Written task:
Go through the entries below and pick out every line with "battery".

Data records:

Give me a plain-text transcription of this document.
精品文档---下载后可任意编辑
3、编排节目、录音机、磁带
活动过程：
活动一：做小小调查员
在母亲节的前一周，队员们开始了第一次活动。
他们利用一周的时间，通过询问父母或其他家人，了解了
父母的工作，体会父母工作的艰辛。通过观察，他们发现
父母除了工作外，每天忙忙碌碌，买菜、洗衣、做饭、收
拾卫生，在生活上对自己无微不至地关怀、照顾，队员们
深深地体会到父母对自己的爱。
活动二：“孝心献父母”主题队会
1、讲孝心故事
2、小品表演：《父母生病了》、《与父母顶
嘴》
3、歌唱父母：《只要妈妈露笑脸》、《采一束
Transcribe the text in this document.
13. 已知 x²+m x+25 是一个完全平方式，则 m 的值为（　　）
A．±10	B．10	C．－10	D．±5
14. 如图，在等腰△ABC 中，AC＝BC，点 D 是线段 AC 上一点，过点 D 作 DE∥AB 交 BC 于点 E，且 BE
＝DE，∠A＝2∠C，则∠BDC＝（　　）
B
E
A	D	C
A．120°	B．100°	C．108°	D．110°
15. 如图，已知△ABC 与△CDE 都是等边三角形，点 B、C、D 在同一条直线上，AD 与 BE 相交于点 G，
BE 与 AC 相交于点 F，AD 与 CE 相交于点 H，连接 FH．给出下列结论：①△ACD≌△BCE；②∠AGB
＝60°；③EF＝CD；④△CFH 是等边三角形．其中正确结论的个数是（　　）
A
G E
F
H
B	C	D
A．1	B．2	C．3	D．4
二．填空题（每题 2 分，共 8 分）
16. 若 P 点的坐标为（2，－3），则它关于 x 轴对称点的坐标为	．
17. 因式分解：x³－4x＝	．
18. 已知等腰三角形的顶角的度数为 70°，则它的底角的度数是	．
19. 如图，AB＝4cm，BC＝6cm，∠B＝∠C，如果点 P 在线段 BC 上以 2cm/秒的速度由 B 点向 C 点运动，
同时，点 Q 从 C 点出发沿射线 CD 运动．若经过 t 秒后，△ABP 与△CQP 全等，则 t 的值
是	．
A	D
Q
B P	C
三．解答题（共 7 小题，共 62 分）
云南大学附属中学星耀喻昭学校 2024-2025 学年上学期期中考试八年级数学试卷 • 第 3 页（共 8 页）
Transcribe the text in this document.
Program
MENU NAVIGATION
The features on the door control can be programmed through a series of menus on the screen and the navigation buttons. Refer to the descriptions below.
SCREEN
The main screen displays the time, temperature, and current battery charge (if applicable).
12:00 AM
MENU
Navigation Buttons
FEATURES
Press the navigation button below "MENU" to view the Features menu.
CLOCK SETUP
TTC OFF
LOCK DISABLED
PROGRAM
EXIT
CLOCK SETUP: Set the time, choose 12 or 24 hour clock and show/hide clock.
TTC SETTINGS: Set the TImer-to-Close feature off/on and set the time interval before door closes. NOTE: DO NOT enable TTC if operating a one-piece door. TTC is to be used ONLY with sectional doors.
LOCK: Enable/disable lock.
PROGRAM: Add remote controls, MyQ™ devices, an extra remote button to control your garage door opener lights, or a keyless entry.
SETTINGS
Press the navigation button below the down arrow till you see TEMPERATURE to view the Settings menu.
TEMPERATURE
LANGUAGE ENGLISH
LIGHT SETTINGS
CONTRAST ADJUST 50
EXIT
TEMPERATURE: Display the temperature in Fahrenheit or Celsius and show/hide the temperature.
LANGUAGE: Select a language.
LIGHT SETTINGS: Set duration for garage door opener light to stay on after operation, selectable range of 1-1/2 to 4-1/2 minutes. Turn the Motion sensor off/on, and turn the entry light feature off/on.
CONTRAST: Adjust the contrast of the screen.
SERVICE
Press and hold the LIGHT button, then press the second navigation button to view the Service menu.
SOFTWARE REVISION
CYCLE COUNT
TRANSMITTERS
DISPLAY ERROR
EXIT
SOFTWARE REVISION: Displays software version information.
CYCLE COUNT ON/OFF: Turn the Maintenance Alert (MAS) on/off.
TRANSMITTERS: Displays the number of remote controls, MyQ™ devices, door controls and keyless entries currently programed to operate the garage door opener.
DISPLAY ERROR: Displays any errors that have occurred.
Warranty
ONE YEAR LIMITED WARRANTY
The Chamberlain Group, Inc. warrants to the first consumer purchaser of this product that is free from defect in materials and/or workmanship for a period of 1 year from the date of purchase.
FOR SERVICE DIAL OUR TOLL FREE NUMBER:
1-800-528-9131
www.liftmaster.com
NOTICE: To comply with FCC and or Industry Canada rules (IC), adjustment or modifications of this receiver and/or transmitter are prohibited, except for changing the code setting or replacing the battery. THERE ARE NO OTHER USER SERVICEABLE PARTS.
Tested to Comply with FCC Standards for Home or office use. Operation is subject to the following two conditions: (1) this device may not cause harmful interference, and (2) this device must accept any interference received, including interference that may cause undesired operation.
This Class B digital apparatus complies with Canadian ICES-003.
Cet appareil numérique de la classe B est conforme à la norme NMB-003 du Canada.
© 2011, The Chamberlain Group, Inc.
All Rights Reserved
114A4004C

Expected answer:
The main screen displays the time, temperature, and current battery charge (if applicable).
NOTICE: To comply with FCC and or Industry Canada rules (IC), adjustment or modifications of this receiver and/or transmitter are prohibited, except for changing the code setting or replacing the battery. THERE ARE NO OTHER USER SERVICEABLE PARTS.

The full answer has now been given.